Record excerpts

* START *

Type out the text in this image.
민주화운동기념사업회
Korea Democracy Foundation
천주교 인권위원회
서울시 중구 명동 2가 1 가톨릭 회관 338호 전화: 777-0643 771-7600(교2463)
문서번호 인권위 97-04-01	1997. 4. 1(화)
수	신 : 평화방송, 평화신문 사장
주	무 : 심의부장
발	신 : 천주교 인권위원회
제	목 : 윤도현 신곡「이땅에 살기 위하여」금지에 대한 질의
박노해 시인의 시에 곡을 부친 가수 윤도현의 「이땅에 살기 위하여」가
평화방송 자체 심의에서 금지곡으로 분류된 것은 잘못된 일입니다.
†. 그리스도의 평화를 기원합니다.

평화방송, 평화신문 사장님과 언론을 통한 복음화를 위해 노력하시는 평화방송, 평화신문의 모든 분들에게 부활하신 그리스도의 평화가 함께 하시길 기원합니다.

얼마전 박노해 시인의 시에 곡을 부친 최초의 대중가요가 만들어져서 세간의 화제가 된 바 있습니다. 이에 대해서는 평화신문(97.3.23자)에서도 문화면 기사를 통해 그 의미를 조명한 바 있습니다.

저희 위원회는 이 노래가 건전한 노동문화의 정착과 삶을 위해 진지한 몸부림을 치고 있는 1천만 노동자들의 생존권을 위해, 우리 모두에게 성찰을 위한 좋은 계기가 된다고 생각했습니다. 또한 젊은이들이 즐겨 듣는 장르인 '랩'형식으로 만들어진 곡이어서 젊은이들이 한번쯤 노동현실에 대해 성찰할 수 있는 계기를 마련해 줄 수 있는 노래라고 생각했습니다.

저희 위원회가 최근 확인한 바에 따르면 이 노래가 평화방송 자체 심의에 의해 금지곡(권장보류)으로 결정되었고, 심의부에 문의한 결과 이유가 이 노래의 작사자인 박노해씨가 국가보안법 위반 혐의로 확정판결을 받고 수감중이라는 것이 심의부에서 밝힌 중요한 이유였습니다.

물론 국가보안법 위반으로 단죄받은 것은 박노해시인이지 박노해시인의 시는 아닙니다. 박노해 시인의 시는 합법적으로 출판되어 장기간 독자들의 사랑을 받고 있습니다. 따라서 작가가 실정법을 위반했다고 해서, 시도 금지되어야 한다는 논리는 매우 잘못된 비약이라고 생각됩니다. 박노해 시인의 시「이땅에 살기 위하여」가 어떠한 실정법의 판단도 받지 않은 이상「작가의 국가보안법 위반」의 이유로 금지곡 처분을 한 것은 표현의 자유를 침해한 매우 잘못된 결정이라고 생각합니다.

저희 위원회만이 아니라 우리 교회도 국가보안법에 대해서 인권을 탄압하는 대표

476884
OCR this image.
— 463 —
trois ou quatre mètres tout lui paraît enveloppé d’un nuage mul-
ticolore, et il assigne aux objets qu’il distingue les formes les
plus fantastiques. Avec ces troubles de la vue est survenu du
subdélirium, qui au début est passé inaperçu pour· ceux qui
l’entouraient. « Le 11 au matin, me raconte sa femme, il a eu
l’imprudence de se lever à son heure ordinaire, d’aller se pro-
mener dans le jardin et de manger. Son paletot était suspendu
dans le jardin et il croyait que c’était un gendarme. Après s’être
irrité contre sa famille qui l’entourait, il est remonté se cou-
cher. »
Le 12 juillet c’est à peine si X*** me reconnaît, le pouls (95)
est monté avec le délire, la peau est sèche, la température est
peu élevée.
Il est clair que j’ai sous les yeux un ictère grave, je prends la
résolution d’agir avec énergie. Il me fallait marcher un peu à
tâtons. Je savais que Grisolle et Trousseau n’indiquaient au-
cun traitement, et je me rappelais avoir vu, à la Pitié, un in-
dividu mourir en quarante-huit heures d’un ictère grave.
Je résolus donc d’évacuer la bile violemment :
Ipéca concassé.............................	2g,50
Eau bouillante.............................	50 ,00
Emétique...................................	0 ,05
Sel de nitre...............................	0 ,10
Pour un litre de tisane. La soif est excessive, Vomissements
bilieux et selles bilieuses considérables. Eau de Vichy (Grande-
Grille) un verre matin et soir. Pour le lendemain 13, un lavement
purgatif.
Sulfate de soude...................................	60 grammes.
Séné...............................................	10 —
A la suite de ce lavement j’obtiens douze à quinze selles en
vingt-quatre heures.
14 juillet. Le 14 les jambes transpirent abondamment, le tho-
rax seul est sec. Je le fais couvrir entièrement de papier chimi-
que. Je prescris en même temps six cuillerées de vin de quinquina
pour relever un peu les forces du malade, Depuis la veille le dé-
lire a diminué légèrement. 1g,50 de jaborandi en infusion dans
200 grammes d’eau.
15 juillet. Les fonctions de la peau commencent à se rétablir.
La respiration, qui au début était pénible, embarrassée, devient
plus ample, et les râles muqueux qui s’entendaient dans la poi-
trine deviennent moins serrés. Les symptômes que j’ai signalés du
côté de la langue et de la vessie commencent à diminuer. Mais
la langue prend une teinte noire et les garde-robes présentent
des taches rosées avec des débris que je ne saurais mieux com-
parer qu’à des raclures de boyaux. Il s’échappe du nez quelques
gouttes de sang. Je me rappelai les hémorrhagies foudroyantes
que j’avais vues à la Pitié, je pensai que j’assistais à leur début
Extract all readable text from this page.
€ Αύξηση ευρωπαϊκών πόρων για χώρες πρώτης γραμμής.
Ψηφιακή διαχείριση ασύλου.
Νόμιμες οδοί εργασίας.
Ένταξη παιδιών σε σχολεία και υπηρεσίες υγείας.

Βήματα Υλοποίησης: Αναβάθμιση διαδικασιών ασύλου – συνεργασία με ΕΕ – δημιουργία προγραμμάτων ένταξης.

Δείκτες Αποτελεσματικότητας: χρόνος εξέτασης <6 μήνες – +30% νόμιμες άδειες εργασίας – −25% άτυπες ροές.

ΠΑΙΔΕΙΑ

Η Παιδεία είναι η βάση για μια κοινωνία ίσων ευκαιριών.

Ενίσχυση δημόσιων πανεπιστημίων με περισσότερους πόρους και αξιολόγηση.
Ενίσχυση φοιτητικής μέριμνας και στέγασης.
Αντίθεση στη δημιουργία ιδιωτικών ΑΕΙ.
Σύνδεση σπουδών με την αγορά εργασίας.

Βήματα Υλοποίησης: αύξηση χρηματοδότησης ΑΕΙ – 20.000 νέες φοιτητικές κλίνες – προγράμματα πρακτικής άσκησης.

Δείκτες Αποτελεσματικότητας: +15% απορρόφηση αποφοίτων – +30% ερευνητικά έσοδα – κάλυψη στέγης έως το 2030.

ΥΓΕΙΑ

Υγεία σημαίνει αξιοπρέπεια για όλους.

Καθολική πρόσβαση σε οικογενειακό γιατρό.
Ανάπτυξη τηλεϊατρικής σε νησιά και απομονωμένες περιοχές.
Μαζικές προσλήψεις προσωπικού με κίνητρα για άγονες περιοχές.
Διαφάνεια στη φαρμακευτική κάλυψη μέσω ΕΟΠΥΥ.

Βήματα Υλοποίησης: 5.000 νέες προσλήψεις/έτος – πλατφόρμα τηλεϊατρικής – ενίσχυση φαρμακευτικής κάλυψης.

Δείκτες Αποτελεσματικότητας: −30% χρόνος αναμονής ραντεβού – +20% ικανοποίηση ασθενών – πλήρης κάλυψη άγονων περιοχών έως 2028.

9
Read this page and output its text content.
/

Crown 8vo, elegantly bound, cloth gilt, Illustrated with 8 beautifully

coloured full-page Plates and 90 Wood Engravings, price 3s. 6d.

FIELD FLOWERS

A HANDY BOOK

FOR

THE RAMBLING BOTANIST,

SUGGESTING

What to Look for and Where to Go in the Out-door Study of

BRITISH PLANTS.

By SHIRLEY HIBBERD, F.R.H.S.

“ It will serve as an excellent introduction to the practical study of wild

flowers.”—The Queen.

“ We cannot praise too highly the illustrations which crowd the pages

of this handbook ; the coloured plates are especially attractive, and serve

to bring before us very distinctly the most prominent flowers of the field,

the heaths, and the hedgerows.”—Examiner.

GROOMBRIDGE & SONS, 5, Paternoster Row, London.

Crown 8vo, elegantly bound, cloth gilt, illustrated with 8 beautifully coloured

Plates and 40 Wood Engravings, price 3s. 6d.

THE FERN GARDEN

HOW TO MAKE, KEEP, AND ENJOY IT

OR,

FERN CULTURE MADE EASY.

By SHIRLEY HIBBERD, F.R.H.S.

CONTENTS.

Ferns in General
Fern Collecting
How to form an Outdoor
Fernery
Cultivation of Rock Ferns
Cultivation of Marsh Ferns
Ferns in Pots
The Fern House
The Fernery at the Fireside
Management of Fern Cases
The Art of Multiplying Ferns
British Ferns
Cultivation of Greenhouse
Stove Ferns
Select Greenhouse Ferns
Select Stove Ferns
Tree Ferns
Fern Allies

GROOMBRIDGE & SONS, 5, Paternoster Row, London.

* END *

Directions
From the listing above, copy every line that includes the word "lavement".

Final result
Grille) un verre matin et soir. Pour le lendemain 13, un lavement
A la suite de ce lavement j’obtiens douze à quinze selles en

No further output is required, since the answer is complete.